→ **Task details**:
Could you write out the records below exactly as they appear, leaving out any pictures?
═════ Dataset records
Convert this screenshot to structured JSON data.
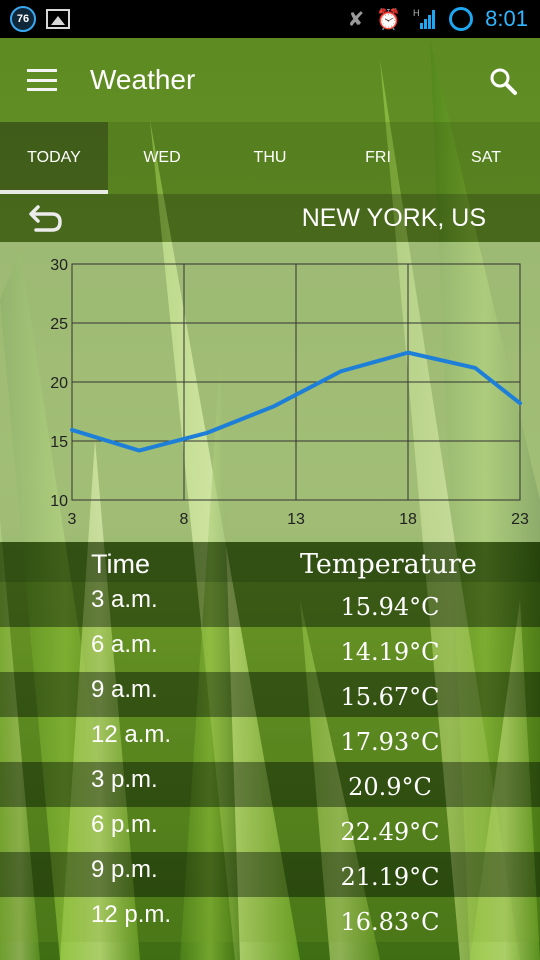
{
  "statusbar": {
    "badge_text": "76",
    "time": "8:01",
    "network_label": "H"
  },
  "header": {
    "title": "Weather"
  },
  "tabs": [
    {
      "label": "TODAY",
      "active": true
    },
    {
      "label": "WED",
      "active": false
    },
    {
      "label": "THU",
      "active": false
    },
    {
      "label": "FRI",
      "active": false
    },
    {
      "label": "SAT",
      "active": false
    }
  ],
  "location": "NEW YORK, US",
  "chart_data": {
    "type": "line",
    "x": [
      3,
      6,
      9,
      12,
      15,
      18,
      21,
      23
    ],
    "series": [
      {
        "values": [
          15.94,
          14.19,
          15.67,
          17.93,
          20.9,
          22.49,
          21.19,
          18.2
        ]
      }
    ],
    "xticks": [
      "3",
      "8",
      "13",
      "18",
      "23"
    ],
    "yticks": [
      "10",
      "15",
      "20",
      "25",
      "30"
    ],
    "xlim": [
      3,
      23
    ],
    "ylim": [
      10,
      30
    ],
    "grid": true,
    "line_color": "#1e7fd8"
  },
  "table": {
    "headers": {
      "time": "Time",
      "temperature": "Temperature"
    },
    "rows": [
      {
        "time": "3 a.m.",
        "temp": "15.94°C"
      },
      {
        "time": "6 a.m.",
        "temp": "14.19°C"
      },
      {
        "time": "9 a.m.",
        "temp": "15.67°C"
      },
      {
        "time": "12 a.m.",
        "temp": "17.93°C"
      },
      {
        "time": "3 p.m.",
        "temp": "20.9°C"
      },
      {
        "time": "6 p.m.",
        "temp": "22.49°C"
      },
      {
        "time": "9 p.m.",
        "temp": "21.19°C"
      },
      {
        "time": "12 p.m.",
        "temp": "16.83°C"
      }
    ]
  }
}
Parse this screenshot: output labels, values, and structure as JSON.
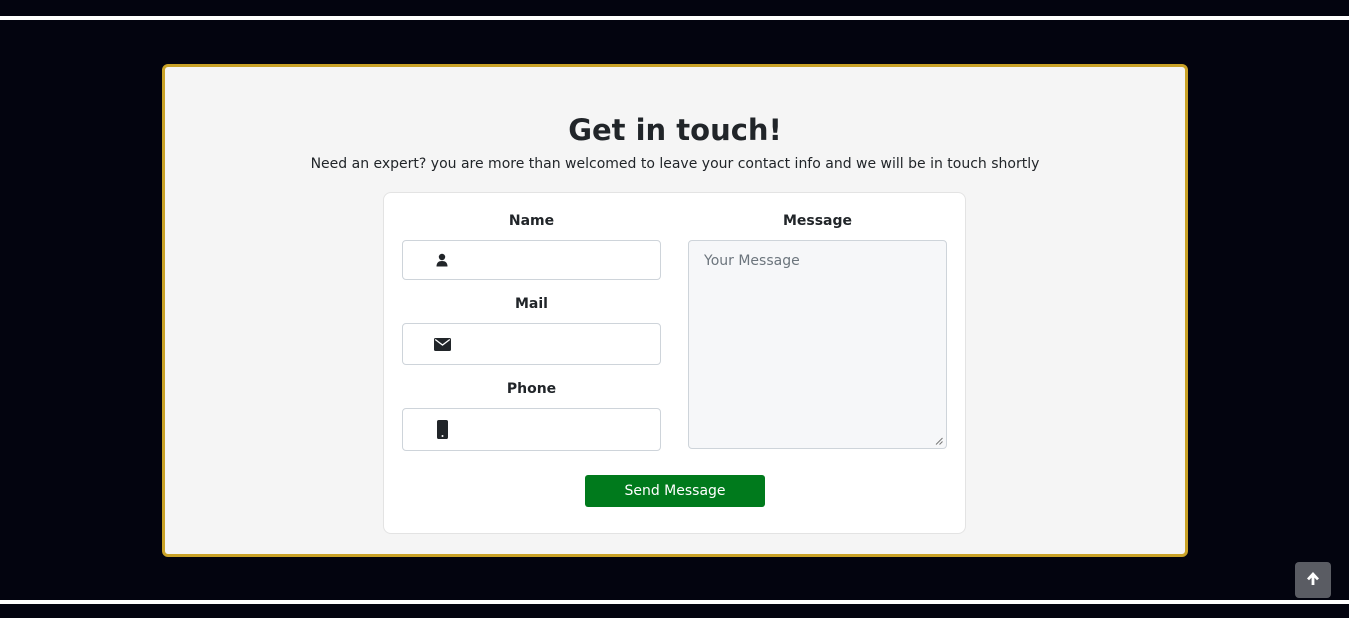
══════════
→ **The reply**:
Convert this screenshot to structured JSON data.
{
  "statusbar": {
    "badge_text": "76",
    "time": "8:01",
    "network_label": "H"
  },
  "header": {
    "title": "Weather"
  },
  "tabs": [
    {
      "label": "TODAY",
      "active": true
    },
    {
      "label": "WED",
      "active": false
    },
    {
      "label": "THU",
      "active": false
    },
    {
      "label": "FRI",
      "active": false
    },
    {
      "label": "SAT",
      "active": false
    }
  ],
  "location": "NEW YORK, US",
  "chart_data": {
    "type": "line",
    "x": [
      3,
      6,
      9,
      12,
      15,
      18,
      21,
      23
    ],
    "series": [
      {
        "values": [
          15.94,
          14.19,
          15.67,
          17.93,
          20.9,
          22.49,
          21.19,
          18.2
        ]
      }
    ],
    "xticks": [
      "3",
      "8",
      "13",
      "18",
      "23"
    ],
    "yticks": [
      "10",
      "15",
      "20",
      "25",
      "30"
    ],
    "xlim": [
      3,
      23
    ],
    "ylim": [
      10,
      30
    ],
    "grid": true,
    "line_color": "#1e7fd8"
  },
  "table": {
    "headers": {
      "time": "Time",
      "temperature": "Temperature"
    },
    "rows": [
      {
        "time": "3 a.m.",
        "temp": "15.94°C"
      },
      {
        "time": "6 a.m.",
        "temp": "14.19°C"
      },
      {
        "time": "9 a.m.",
        "temp": "15.67°C"
      },
      {
        "time": "12 a.m.",
        "temp": "17.93°C"
      },
      {
        "time": "3 p.m.",
        "temp": "20.9°C"
      },
      {
        "time": "6 p.m.",
        "temp": "22.49°C"
      },
      {
        "time": "9 p.m.",
        "temp": "21.19°C"
      },
      {
        "time": "12 p.m.",
        "temp": "16.83°C"
      }
    ]
  }
}
Parse this screenshot: output labels, values, and structure as JSON.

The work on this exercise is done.